PROMPT: Take each line containing the word "соответствии" and copy it.

++++ STORED ROWS

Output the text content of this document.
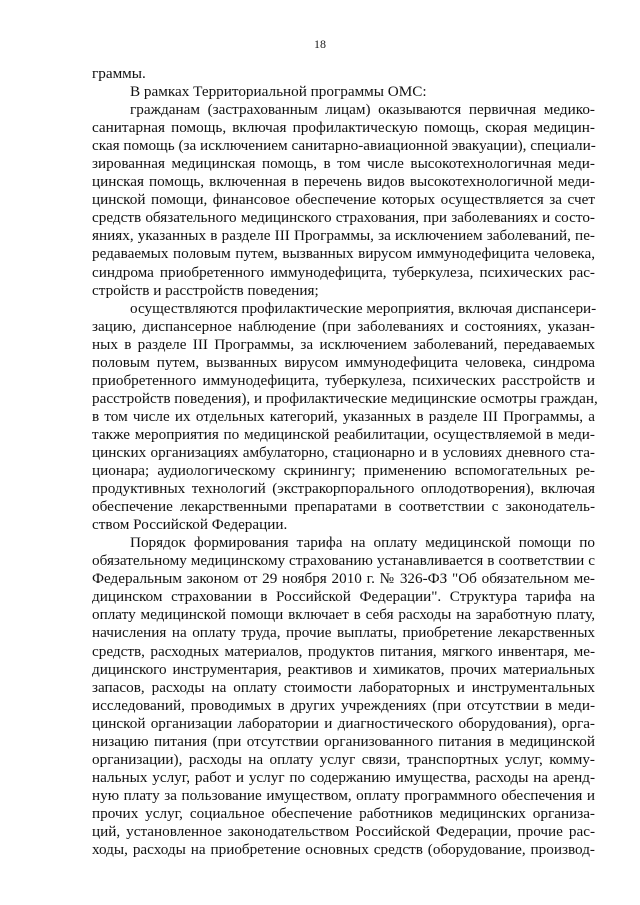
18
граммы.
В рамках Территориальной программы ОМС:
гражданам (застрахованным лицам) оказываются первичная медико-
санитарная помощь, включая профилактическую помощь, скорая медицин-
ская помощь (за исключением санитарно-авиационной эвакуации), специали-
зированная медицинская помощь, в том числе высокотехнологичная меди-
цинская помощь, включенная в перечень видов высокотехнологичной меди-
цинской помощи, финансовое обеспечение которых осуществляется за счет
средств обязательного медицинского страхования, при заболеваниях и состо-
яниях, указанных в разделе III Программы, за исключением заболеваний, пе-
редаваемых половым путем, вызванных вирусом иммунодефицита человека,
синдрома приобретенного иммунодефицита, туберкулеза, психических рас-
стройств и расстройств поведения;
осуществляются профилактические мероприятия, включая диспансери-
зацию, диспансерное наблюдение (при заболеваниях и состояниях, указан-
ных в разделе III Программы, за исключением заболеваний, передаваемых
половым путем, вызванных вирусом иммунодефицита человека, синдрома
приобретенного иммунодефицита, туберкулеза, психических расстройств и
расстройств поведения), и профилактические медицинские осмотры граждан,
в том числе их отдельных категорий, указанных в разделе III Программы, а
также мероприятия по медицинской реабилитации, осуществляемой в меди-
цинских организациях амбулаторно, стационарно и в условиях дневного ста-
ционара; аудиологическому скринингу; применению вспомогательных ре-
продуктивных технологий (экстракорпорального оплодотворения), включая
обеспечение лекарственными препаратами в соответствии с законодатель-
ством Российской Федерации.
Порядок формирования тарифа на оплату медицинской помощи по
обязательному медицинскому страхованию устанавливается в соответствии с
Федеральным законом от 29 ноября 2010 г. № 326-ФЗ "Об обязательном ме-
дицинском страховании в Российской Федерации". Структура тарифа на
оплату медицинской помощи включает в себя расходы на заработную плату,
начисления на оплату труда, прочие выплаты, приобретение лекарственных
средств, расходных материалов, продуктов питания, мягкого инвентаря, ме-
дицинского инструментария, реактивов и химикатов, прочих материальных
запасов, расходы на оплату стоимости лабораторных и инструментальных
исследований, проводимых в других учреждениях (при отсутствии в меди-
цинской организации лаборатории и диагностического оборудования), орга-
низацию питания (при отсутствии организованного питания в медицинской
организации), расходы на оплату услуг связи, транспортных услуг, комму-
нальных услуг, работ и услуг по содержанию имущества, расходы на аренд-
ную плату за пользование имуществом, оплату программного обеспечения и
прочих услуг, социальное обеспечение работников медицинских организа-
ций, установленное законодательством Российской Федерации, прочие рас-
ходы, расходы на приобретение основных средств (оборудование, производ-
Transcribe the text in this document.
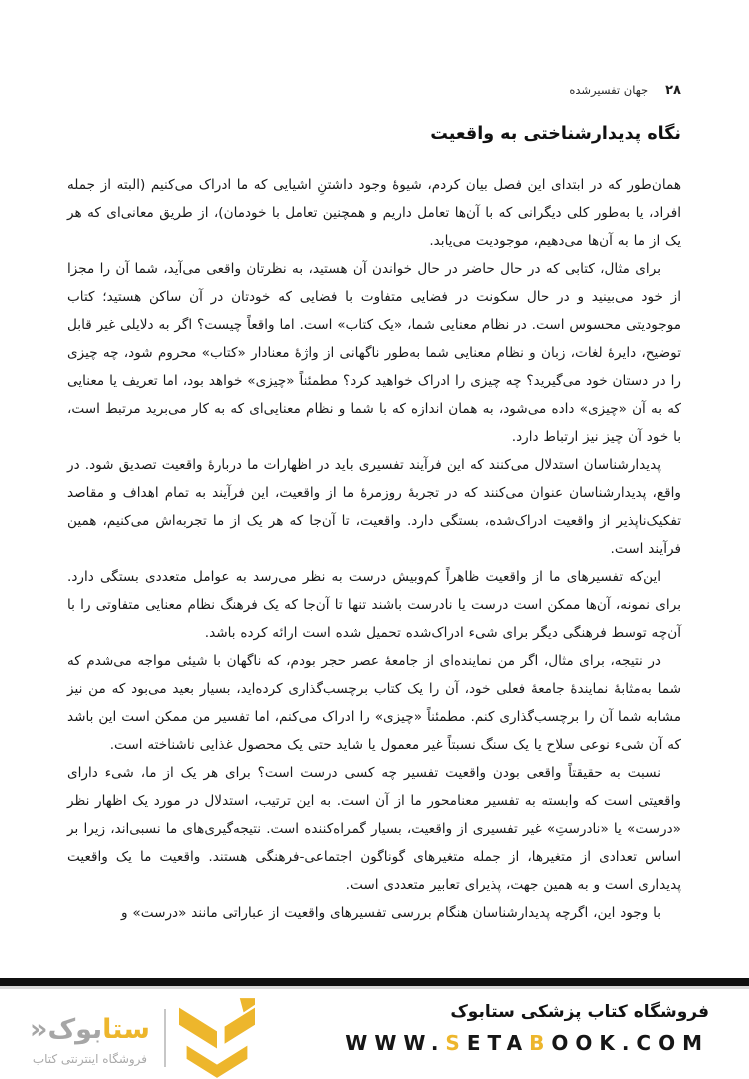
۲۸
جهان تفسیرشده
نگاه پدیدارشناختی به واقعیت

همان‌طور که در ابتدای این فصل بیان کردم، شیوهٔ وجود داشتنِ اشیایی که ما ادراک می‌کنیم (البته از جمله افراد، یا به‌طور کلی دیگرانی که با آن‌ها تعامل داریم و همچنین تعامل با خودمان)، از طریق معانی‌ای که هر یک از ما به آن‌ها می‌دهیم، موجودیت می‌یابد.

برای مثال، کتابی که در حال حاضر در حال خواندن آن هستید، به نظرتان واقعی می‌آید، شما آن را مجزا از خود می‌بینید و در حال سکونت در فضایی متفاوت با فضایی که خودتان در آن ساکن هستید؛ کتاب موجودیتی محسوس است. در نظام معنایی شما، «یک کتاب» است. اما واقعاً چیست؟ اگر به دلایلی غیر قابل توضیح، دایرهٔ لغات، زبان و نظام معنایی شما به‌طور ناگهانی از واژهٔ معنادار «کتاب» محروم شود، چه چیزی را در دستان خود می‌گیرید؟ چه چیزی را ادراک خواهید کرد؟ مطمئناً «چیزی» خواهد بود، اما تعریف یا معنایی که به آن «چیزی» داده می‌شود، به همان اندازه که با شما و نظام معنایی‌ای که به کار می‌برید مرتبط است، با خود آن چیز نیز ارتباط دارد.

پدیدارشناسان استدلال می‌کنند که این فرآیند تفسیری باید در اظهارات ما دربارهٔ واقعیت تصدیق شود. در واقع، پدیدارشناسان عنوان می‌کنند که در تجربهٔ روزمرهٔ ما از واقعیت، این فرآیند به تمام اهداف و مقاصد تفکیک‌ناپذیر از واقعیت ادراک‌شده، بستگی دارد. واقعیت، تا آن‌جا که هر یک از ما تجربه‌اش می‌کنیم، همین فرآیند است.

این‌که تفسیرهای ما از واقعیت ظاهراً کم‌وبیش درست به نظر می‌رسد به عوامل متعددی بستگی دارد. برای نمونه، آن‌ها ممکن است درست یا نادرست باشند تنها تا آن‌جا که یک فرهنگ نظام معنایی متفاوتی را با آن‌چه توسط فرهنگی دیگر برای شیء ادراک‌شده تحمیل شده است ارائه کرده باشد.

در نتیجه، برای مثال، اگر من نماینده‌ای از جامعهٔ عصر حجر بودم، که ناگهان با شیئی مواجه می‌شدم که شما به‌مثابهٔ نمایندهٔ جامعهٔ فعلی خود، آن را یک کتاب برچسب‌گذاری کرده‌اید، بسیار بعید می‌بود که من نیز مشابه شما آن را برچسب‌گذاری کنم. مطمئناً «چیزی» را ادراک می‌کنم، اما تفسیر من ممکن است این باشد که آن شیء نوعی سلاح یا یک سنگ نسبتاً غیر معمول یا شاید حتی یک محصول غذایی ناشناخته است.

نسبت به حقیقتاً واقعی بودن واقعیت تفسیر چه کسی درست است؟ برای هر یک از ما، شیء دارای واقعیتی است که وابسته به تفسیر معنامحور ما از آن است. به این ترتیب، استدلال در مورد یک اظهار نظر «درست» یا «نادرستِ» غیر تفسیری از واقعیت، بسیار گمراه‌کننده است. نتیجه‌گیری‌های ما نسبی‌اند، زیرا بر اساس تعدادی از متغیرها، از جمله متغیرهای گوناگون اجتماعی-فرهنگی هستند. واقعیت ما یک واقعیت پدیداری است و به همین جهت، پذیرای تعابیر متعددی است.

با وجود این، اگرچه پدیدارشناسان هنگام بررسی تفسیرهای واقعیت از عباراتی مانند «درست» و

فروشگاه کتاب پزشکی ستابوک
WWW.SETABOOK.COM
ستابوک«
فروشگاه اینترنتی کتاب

++++++++
++++ STORED ROWS

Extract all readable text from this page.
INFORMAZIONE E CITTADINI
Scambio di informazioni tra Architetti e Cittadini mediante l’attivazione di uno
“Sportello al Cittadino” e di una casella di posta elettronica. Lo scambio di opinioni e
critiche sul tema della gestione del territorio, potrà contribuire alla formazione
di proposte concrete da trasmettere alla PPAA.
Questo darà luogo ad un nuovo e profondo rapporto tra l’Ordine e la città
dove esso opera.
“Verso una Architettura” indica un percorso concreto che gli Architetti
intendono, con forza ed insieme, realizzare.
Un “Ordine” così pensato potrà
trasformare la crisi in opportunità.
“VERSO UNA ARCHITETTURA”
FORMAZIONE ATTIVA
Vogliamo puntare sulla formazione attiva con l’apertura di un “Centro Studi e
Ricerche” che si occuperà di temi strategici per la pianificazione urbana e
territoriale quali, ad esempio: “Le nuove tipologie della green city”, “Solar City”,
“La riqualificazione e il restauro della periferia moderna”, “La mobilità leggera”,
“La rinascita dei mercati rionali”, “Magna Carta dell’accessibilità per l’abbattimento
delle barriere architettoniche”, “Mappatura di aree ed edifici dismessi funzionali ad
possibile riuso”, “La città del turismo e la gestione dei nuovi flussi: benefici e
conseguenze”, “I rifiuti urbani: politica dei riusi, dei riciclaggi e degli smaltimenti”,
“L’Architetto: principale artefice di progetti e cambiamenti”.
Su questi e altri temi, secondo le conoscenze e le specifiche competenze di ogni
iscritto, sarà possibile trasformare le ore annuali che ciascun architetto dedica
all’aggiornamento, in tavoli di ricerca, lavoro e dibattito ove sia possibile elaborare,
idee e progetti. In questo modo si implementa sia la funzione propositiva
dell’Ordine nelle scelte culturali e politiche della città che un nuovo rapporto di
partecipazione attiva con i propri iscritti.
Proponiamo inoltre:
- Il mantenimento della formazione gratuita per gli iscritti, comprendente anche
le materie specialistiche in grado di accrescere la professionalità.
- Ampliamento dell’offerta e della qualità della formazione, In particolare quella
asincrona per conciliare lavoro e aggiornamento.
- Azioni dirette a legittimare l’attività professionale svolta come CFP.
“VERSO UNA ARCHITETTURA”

++++++++
++++ STORED ROWS

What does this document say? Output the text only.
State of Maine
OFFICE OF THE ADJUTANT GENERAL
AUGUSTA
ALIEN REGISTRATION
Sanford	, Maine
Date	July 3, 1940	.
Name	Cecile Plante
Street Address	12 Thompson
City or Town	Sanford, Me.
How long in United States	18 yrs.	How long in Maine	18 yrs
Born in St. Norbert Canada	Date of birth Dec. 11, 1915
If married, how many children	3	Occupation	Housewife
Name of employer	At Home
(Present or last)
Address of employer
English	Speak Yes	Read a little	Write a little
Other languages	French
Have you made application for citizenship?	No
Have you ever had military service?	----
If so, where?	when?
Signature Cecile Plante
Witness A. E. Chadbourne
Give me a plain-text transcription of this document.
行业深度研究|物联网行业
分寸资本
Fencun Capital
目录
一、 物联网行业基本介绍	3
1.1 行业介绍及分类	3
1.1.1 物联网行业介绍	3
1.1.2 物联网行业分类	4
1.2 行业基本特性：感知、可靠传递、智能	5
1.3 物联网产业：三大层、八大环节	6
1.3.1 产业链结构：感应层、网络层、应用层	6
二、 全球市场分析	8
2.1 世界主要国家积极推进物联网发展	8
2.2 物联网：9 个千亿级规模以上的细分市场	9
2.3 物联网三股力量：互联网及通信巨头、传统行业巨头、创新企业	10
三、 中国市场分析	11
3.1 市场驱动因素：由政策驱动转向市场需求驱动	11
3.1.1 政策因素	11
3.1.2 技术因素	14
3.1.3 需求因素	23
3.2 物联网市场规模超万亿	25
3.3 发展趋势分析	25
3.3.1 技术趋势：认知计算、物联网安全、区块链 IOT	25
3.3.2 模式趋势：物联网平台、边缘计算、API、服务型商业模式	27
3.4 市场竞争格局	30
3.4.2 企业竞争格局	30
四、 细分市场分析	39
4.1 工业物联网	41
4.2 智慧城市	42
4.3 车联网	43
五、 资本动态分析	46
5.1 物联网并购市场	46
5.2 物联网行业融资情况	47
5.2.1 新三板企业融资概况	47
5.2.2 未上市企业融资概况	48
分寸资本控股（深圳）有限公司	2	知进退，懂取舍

++++++++

TASK RESULT:
обеспечение лекарственными препаратами в соответствии с законодатель-
обязательному медицинскому страхованию устанавливается в соответствии с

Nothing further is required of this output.